» **YOUR GOAL**
Output each entry exactly; skip nothing.

[Records from a collection]
----------------
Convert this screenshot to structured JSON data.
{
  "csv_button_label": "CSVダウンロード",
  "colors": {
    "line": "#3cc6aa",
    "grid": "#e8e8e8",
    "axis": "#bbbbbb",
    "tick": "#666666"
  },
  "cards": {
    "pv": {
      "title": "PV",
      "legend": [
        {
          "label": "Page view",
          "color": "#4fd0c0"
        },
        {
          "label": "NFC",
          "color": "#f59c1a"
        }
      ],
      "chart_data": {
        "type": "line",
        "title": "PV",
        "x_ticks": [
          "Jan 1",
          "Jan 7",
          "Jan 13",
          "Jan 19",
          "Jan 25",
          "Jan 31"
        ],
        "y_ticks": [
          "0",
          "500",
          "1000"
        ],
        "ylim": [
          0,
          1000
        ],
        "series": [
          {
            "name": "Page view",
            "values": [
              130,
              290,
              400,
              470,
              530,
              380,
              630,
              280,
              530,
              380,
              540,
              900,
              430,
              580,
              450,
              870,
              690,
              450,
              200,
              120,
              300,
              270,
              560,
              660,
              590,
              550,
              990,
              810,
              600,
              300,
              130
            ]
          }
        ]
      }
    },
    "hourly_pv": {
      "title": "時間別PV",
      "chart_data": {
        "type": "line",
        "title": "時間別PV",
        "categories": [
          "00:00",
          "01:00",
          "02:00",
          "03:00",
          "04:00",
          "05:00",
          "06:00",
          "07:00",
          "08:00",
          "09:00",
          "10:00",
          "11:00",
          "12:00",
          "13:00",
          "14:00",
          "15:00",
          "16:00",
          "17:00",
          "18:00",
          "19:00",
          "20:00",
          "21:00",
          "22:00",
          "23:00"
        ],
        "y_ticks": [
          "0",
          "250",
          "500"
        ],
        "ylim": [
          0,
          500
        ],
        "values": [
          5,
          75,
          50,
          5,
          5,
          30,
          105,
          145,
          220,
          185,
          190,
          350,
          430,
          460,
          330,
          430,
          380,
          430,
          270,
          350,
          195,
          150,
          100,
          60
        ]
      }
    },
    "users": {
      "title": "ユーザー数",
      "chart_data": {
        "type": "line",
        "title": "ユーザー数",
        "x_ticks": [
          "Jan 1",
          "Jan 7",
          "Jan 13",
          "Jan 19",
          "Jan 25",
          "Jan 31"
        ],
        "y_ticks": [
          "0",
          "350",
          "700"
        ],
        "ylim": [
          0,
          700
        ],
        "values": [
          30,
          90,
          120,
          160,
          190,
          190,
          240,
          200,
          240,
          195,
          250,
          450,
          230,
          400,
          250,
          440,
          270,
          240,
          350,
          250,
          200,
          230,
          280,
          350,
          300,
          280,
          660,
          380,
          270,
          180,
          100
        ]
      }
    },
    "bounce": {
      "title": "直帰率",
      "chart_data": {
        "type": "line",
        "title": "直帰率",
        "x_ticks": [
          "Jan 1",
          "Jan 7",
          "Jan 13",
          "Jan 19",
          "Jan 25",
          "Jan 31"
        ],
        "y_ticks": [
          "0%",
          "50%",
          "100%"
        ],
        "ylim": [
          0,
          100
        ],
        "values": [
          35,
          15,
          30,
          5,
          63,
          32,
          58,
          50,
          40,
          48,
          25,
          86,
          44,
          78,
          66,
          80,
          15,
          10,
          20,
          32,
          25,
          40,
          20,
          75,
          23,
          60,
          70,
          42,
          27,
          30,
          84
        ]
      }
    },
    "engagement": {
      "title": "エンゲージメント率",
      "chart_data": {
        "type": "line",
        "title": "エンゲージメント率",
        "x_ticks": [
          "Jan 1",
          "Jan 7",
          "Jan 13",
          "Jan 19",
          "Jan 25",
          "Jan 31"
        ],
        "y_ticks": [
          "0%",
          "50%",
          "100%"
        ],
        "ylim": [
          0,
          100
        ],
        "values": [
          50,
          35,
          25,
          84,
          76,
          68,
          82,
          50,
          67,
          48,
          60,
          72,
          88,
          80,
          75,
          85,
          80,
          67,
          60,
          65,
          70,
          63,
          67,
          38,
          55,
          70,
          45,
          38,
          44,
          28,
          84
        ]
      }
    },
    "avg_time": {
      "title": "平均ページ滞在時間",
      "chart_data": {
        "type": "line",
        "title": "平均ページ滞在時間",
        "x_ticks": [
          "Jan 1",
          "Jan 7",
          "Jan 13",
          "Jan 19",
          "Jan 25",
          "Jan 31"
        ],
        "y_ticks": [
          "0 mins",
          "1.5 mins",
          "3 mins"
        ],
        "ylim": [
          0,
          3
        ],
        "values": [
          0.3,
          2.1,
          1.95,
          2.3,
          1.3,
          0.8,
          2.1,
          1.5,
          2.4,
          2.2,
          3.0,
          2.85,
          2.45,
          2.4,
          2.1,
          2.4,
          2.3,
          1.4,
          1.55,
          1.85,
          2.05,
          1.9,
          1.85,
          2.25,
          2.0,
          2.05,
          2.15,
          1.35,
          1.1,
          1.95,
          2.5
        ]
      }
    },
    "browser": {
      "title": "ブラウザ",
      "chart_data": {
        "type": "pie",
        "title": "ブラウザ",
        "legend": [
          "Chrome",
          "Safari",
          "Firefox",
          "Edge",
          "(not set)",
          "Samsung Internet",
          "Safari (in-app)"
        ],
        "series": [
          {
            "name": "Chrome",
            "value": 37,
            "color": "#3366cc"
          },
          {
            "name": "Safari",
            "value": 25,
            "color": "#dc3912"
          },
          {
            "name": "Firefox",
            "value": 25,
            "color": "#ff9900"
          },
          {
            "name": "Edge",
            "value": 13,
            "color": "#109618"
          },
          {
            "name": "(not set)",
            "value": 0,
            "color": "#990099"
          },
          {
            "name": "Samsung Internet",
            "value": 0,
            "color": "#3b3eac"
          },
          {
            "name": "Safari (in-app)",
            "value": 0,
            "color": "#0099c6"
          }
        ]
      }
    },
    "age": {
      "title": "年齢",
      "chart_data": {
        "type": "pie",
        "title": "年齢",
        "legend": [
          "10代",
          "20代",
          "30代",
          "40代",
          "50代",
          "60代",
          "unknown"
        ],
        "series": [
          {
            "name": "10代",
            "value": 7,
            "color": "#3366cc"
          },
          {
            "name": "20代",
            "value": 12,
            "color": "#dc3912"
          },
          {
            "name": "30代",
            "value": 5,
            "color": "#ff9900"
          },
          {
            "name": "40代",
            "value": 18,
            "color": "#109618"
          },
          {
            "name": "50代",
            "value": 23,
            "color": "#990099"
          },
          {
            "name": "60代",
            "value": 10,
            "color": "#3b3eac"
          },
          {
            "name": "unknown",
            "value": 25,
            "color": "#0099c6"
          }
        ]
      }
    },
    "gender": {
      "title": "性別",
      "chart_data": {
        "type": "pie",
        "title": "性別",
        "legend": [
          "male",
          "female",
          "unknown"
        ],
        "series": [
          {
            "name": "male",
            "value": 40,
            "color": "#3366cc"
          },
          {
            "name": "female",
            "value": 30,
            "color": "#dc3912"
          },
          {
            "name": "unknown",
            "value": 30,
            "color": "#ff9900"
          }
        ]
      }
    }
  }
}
----------------
» **PROBLEM SOLUTION**
Convert this screenshot to structured JSON data.
{
  "csv_button_label": "CSVダウンロード",
  "colors": {
    "line": "#3cc6aa",
    "grid": "#e8e8e8",
    "axis": "#bbbbbb",
    "tick": "#666666"
  },
  "cards": {
    "pv": {
      "title": "PV",
      "legend": [
        {
          "label": "Page view",
          "color": "#4fd0c0"
        },
        {
          "label": "NFC",
          "color": "#f59c1a"
        }
      ],
      "chart_data": {
        "type": "line",
        "title": "PV",
        "x_ticks": [
          "Jan 1",
          "Jan 7",
          "Jan 13",
          "Jan 19",
          "Jan 25",
          "Jan 31"
        ],
        "y_ticks": [
          "0",
          "500",
          "1000"
        ],
        "ylim": [
          0,
          1000
        ],
        "series": [
          {
            "name": "Page view",
            "values": [
              130,
              290,
              400,
              470,
              530,
              380,
              630,
              280,
              530,
              380,
              540,
              900,
              430,
              580,
              450,
              870,
              690,
              450,
              200,
              120,
              300,
              270,
              560,
              660,
              590,
              550,
              990,
              810,
              600,
              300,
              130
            ]
          }
        ]
      }
    },
    "hourly_pv": {
      "title": "時間別PV",
      "chart_data": {
        "type": "line",
        "title": "時間別PV",
        "categories": [
          "00:00",
          "01:00",
          "02:00",
          "03:00",
          "04:00",
          "05:00",
          "06:00",
          "07:00",
          "08:00",
          "09:00",
          "10:00",
          "11:00",
          "12:00",
          "13:00",
          "14:00",
          "15:00",
          "16:00",
          "17:00",
          "18:00",
          "19:00",
          "20:00",
          "21:00",
          "22:00",
          "23:00"
        ],
        "y_ticks": [
          "0",
          "250",
          "500"
        ],
        "ylim": [
          0,
          500
        ],
        "values": [
          5,
          75,
          50,
          5,
          5,
          30,
          105,
          145,
          220,
          185,
          190,
          350,
          430,
          460,
          330,
          430,
          380,
          430,
          270,
          350,
          195,
          150,
          100,
          60
        ]
      }
    },
    "users": {
      "title": "ユーザー数",
      "chart_data": {
        "type": "line",
        "title": "ユーザー数",
        "x_ticks": [
          "Jan 1",
          "Jan 7",
          "Jan 13",
          "Jan 19",
          "Jan 25",
          "Jan 31"
        ],
        "y_ticks": [
          "0",
          "350",
          "700"
        ],
        "ylim": [
          0,
          700
        ],
        "values": [
          30,
          90,
          120,
          160,
          190,
          190,
          240,
          200,
          240,
          195,
          250,
          450,
          230,
          400,
          250,
          440,
          270,
          240,
          350,
          250,
          200,
          230,
          280,
          350,
          300,
          280,
          660,
          380,
          270,
          180,
          100
        ]
      }
    },
    "bounce": {
      "title": "直帰率",
      "chart_data": {
        "type": "line",
        "title": "直帰率",
        "x_ticks": [
          "Jan 1",
          "Jan 7",
          "Jan 13",
          "Jan 19",
          "Jan 25",
          "Jan 31"
        ],
        "y_ticks": [
          "0%",
          "50%",
          "100%"
        ],
        "ylim": [
          0,
          100
        ],
        "values": [
          35,
          15,
          30,
          5,
          63,
          32,
          58,
          50,
          40,
          48,
          25,
          86,
          44,
          78,
          66,
          80,
          15,
          10,
          20,
          32,
          25,
          40,
          20,
          75,
          23,
          60,
          70,
          42,
          27,
          30,
          84
        ]
      }
    },
    "engagement": {
      "title": "エンゲージメント率",
      "chart_data": {
        "type": "line",
        "title": "エンゲージメント率",
        "x_ticks": [
          "Jan 1",
          "Jan 7",
          "Jan 13",
          "Jan 19",
          "Jan 25",
          "Jan 31"
        ],
        "y_ticks": [
          "0%",
          "50%",
          "100%"
        ],
        "ylim": [
          0,
          100
        ],
        "values": [
          50,
          35,
          25,
          84,
          76,
          68,
          82,
          50,
          67,
          48,
          60,
          72,
          88,
          80,
          75,
          85,
          80,
          67,
          60,
          65,
          70,
          63,
          67,
          38,
          55,
          70,
          45,
          38,
          44,
          28,
          84
        ]
      }
    },
    "avg_time": {
      "title": "平均ページ滞在時間",
      "chart_data": {
        "type": "line",
        "title": "平均ページ滞在時間",
        "x_ticks": [
          "Jan 1",
          "Jan 7",
          "Jan 13",
          "Jan 19",
          "Jan 25",
          "Jan 31"
        ],
        "y_ticks": [
          "0 mins",
          "1.5 mins",
          "3 mins"
        ],
        "ylim": [
          0,
          3
        ],
        "values": [
          0.3,
          2.1,
          1.95,
          2.3,
          1.3,
          0.8,
          2.1,
          1.5,
          2.4,
          2.2,
          3.0,
          2.85,
          2.45,
          2.4,
          2.1,
          2.4,
          2.3,
          1.4,
          1.55,
          1.85,
          2.05,
          1.9,
          1.85,
          2.25,
          2.0,
          2.05,
          2.15,
          1.35,
          1.1,
          1.95,
          2.5
        ]
      }
    },
    "browser": {
      "title": "ブラウザ",
      "chart_data": {
        "type": "pie",
        "title": "ブラウザ",
        "legend": [
          "Chrome",
          "Safari",
          "Firefox",
          "Edge",
          "(not set)",
          "Samsung Internet",
          "Safari (in-app)"
        ],
        "series": [
          {
            "name": "Chrome",
            "value": 37,
            "color": "#3366cc"
          },
          {
            "name": "Safari",
            "value": 25,
            "color": "#dc3912"
          },
          {
            "name": "Firefox",
            "value": 25,
            "color": "#ff9900"
          },
          {
            "name": "Edge",
            "value": 13,
            "color": "#109618"
          },
          {
            "name": "(not set)",
            "value": 0,
            "color": "#990099"
          },
          {
            "name": "Samsung Internet",
            "value": 0,
            "color": "#3b3eac"
          },
          {
            "name": "Safari (in-app)",
            "value": 0,
            "color": "#0099c6"
          }
        ]
      }
    },
    "age": {
      "title": "年齢",
      "chart_data": {
        "type": "pie",
        "title": "年齢",
        "legend": [
          "10代",
          "20代",
          "30代",
          "40代",
          "50代",
          "60代",
          "unknown"
        ],
        "series": [
          {
            "name": "10代",
            "value": 7,
            "color": "#3366cc"
          },
          {
            "name": "20代",
            "value": 12,
            "color": "#dc3912"
          },
          {
            "name": "30代",
            "value": 5,
            "color": "#ff9900"
          },
          {
            "name": "40代",
            "value": 18,
            "color": "#109618"
          },
          {
            "name": "50代",
            "value": 23,
            "color": "#990099"
          },
          {
            "name": "60代",
            "value": 10,
            "color": "#3b3eac"
          },
          {
            "name": "unknown",
            "value": 25,
            "color": "#0099c6"
          }
        ]
      }
    },
    "gender": {
      "title": "性別",
      "chart_data": {
        "type": "pie",
        "title": "性別",
        "legend": [
          "male",
          "female",
          "unknown"
        ],
        "series": [
          {
            "name": "male",
            "value": 40,
            "color": "#3366cc"
          },
          {
            "name": "female",
            "value": 30,
            "color": "#dc3912"
          },
          {
            "name": "unknown",
            "value": 30,
            "color": "#ff9900"
          }
        ]
      }
    }
  }
}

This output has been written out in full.